Check every line below for the string "JSON", and copy the lines that contain it.

Data excerpts:
────────────────────────────────────────

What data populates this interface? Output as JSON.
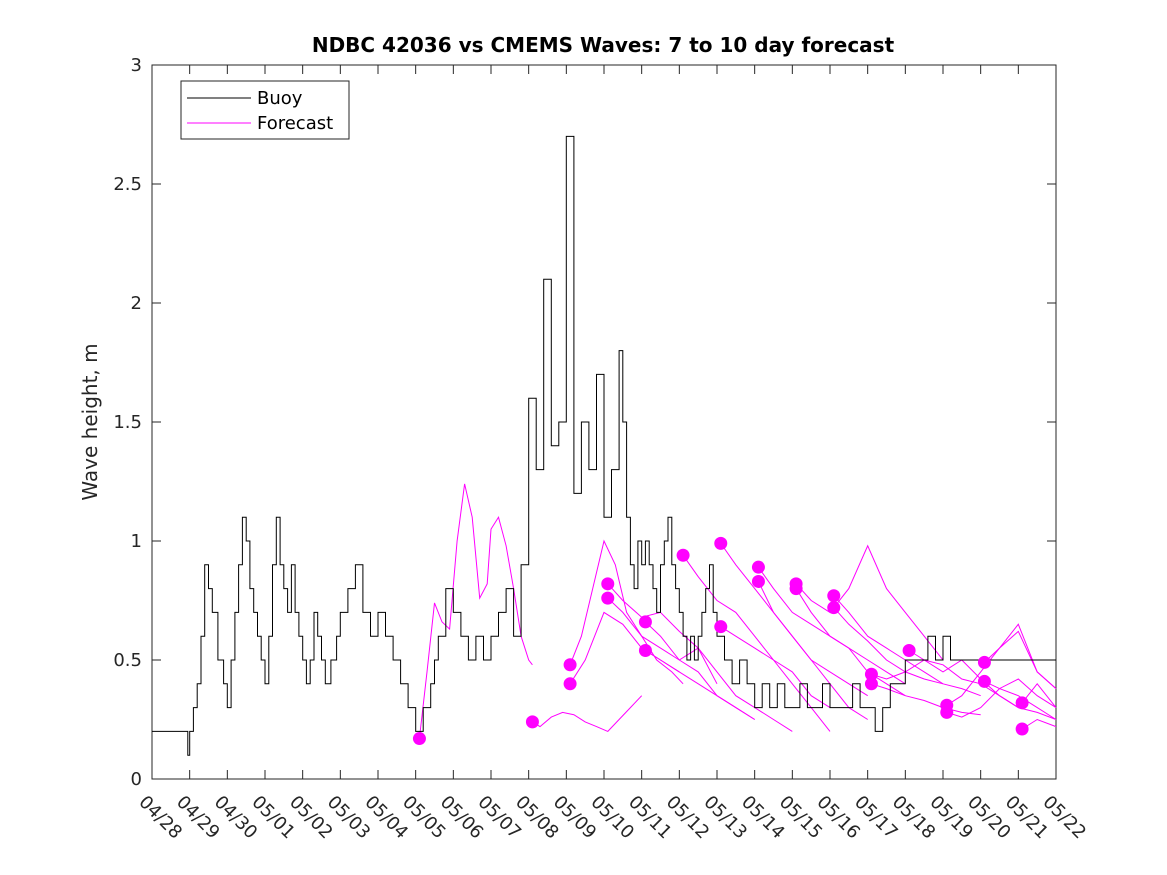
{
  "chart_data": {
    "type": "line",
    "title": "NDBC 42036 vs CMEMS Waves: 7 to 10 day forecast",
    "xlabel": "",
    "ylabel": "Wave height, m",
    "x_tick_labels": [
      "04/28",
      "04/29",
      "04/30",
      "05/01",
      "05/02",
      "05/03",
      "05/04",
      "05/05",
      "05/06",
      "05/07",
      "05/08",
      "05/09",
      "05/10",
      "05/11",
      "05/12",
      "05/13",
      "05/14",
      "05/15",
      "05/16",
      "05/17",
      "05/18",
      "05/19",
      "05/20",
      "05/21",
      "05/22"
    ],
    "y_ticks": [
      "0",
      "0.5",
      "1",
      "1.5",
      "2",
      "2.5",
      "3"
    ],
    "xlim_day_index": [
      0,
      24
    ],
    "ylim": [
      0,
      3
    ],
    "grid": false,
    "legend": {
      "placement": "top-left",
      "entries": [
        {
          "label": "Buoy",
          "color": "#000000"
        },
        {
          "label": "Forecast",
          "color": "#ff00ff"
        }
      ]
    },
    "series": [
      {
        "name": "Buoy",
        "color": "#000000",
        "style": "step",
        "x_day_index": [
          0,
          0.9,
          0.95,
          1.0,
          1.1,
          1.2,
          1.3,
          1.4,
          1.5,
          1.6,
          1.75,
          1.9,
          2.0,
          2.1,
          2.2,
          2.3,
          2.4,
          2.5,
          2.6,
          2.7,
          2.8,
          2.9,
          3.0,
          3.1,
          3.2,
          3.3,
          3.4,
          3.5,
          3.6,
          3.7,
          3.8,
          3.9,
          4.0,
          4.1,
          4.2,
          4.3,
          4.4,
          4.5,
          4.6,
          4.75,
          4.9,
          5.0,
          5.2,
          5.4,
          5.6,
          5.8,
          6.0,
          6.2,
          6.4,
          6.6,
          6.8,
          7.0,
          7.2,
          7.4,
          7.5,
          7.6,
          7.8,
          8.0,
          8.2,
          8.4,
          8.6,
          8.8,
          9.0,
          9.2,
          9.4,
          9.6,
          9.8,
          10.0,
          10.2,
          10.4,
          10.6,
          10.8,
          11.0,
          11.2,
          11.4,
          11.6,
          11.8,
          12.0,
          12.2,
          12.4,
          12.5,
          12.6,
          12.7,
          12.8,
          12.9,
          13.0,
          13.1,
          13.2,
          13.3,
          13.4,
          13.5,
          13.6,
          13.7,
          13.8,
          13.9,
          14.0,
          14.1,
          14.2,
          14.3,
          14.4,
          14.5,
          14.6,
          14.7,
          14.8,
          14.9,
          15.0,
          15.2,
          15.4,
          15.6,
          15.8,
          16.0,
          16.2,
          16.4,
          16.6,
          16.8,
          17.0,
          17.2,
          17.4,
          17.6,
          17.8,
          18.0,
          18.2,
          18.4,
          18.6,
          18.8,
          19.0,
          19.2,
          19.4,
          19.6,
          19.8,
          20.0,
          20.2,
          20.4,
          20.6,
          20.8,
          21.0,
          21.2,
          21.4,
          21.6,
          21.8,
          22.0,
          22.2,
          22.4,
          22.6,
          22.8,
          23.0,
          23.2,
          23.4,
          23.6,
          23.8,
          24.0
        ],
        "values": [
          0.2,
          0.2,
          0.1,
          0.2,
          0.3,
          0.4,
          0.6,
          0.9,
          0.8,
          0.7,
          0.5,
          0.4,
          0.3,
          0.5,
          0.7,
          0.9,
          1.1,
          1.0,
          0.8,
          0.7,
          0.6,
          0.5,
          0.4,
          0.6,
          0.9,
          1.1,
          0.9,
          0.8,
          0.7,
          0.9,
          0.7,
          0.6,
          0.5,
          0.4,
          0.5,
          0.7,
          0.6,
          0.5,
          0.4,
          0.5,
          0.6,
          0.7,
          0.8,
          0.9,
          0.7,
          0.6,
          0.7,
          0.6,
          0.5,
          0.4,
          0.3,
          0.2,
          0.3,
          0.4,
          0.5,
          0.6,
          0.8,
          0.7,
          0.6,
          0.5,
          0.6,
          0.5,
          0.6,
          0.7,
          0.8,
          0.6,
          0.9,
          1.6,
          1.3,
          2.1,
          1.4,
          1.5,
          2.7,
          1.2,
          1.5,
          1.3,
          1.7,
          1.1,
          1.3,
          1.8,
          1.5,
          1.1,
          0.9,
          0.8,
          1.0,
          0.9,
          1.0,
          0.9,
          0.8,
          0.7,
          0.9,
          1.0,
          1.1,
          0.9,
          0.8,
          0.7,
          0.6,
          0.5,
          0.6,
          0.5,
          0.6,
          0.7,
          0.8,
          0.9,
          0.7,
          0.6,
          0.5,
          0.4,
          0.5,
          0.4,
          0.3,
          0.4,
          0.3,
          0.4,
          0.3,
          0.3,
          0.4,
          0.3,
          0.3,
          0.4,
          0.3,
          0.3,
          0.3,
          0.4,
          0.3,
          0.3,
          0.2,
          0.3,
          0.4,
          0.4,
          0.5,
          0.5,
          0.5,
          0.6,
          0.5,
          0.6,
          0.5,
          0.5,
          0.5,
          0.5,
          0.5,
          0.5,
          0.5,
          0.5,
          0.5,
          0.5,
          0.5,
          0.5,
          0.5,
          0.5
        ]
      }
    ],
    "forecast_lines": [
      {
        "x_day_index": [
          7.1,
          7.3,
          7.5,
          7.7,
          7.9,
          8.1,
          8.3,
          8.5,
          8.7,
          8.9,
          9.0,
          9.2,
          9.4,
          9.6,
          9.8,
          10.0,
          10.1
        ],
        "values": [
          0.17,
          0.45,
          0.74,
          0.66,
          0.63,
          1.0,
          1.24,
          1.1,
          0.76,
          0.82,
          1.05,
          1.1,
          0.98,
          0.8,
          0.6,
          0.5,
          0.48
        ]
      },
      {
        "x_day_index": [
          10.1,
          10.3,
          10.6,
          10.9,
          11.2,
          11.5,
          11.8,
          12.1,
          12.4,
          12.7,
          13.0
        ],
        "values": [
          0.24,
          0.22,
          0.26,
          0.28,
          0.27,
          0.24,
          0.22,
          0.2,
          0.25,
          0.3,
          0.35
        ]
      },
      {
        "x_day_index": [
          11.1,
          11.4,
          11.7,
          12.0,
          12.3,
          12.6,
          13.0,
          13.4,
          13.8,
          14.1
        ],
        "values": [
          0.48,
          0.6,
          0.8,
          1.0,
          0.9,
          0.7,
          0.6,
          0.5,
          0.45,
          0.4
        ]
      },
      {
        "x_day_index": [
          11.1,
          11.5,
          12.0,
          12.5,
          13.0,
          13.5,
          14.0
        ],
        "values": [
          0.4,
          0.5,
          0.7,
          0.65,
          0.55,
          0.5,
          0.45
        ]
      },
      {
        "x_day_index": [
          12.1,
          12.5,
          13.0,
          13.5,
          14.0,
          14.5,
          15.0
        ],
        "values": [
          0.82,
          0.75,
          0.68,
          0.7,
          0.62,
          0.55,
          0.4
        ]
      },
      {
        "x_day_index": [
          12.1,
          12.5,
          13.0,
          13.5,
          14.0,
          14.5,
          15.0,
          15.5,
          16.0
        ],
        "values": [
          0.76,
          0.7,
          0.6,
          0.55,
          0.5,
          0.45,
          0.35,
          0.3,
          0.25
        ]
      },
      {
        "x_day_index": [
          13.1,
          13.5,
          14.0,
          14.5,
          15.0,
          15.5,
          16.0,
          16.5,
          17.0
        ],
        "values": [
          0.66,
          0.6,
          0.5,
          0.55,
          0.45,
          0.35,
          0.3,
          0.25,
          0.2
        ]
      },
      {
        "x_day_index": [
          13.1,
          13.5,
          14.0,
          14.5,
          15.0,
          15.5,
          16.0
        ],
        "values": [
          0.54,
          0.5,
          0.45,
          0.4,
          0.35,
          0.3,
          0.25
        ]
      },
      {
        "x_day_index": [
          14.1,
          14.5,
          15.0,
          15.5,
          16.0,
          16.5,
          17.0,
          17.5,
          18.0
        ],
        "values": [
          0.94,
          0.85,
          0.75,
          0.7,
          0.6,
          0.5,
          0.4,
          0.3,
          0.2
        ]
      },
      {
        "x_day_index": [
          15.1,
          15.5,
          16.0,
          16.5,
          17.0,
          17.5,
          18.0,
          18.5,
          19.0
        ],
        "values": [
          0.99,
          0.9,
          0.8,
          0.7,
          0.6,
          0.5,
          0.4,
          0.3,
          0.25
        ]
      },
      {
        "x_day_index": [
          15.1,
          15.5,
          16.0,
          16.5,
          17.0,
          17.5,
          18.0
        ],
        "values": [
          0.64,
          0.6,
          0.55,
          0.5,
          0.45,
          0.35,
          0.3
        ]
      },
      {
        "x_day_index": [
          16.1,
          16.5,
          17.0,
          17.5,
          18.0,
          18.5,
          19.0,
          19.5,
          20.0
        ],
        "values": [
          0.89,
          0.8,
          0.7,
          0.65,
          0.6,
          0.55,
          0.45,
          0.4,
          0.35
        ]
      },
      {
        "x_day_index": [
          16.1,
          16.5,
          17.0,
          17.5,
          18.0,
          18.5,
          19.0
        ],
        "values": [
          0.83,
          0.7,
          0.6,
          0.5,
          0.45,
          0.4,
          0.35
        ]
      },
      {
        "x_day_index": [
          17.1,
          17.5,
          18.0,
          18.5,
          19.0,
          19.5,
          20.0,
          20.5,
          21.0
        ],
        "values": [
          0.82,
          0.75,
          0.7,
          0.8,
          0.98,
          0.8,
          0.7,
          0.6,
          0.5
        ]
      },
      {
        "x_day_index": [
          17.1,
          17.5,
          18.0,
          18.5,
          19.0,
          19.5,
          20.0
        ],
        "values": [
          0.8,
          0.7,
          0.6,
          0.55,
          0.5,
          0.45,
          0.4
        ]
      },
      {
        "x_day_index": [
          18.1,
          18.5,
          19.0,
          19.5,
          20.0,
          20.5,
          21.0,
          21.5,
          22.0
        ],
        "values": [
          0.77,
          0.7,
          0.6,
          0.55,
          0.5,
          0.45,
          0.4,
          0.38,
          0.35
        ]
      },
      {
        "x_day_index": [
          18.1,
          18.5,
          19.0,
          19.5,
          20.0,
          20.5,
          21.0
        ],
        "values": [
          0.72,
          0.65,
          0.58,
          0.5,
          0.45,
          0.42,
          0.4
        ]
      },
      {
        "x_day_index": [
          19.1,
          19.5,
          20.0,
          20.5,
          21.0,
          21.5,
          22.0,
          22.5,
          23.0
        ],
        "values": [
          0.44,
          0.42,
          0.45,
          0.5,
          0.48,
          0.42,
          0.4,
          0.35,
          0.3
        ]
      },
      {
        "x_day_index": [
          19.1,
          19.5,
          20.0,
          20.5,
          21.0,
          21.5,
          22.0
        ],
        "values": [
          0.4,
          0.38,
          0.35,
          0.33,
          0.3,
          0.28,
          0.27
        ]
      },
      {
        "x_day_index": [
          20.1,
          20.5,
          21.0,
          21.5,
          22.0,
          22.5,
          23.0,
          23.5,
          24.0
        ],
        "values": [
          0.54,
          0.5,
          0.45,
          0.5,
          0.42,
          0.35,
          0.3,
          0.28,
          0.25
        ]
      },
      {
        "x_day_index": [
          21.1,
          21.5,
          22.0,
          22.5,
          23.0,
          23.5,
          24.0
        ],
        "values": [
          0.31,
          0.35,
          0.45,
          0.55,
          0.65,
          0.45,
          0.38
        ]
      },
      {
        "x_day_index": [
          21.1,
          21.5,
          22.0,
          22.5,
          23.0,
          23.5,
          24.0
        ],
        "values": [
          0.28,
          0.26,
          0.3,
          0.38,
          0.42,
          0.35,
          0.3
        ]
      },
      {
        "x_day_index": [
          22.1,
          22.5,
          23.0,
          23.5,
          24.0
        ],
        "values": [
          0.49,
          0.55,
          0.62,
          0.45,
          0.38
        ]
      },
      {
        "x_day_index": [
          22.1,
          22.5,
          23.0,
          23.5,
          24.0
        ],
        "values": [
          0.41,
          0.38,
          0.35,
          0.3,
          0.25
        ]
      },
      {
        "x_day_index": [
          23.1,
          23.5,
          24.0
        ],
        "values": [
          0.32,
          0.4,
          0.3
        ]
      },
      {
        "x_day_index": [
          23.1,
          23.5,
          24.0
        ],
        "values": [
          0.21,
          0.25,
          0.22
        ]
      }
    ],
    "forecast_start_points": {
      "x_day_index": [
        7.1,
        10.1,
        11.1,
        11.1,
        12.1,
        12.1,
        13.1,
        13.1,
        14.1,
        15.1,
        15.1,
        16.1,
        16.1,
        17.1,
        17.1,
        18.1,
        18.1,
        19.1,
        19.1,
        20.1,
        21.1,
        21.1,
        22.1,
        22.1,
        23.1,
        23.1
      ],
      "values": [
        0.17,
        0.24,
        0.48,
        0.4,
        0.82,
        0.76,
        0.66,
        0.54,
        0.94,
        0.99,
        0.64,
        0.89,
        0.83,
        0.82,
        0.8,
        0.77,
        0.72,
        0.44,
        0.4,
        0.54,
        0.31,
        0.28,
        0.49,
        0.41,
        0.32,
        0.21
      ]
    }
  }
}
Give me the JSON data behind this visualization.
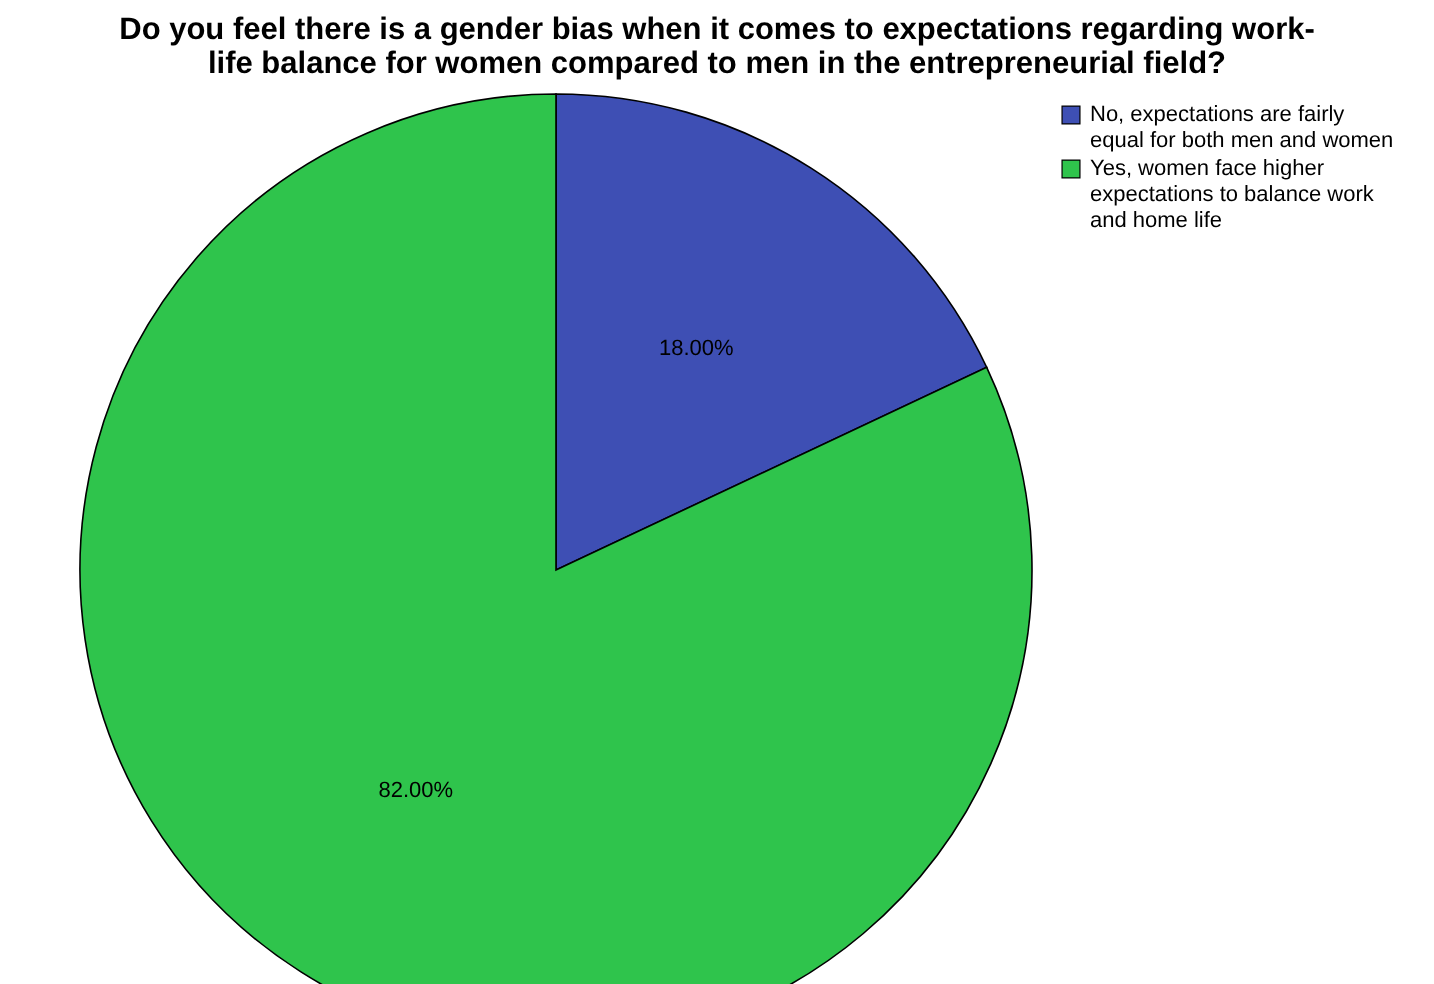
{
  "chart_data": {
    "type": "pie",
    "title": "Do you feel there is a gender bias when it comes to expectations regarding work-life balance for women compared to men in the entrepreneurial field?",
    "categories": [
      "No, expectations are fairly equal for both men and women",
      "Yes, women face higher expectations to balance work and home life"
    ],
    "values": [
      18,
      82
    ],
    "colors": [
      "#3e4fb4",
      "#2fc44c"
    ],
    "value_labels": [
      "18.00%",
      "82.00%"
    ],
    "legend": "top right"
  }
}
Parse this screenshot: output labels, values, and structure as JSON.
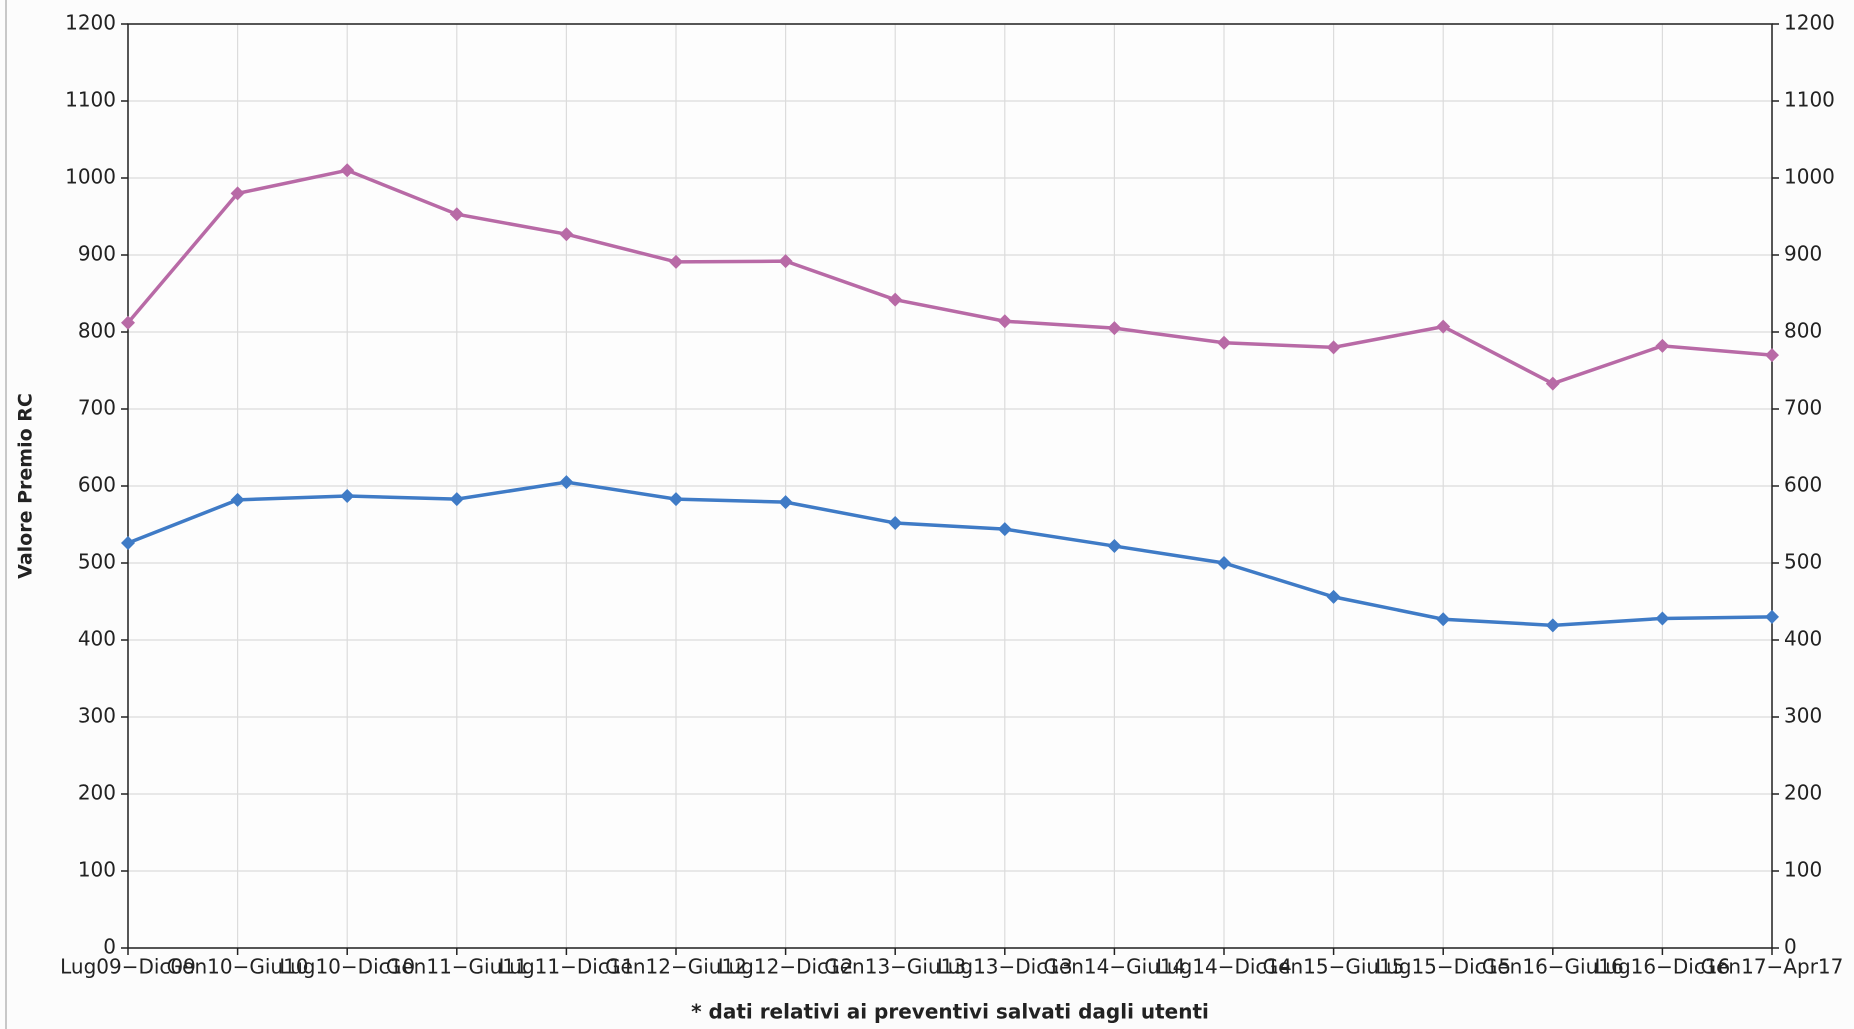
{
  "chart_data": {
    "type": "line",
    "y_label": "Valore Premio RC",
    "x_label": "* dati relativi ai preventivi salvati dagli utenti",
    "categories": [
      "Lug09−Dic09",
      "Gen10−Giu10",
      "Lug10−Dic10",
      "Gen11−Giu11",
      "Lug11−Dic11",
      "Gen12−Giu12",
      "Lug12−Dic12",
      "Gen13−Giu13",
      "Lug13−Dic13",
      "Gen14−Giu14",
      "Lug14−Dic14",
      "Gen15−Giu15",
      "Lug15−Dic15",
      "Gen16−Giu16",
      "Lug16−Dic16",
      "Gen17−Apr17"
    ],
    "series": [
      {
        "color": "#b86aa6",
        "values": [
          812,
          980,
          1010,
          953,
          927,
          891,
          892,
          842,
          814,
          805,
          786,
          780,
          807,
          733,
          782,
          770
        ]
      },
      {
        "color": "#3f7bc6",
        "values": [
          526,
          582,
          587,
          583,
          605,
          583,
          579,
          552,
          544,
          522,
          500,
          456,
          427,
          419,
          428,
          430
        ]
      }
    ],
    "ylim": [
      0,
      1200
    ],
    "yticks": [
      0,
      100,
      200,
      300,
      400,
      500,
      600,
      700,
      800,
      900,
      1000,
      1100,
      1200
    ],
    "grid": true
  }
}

────────────────────────────────────────

Correct answer:
What data populates this interface? Output as JSON.
Give me the JSON data behind this visualization.
Parse this screenshot: output labels, values, and structure as JSON.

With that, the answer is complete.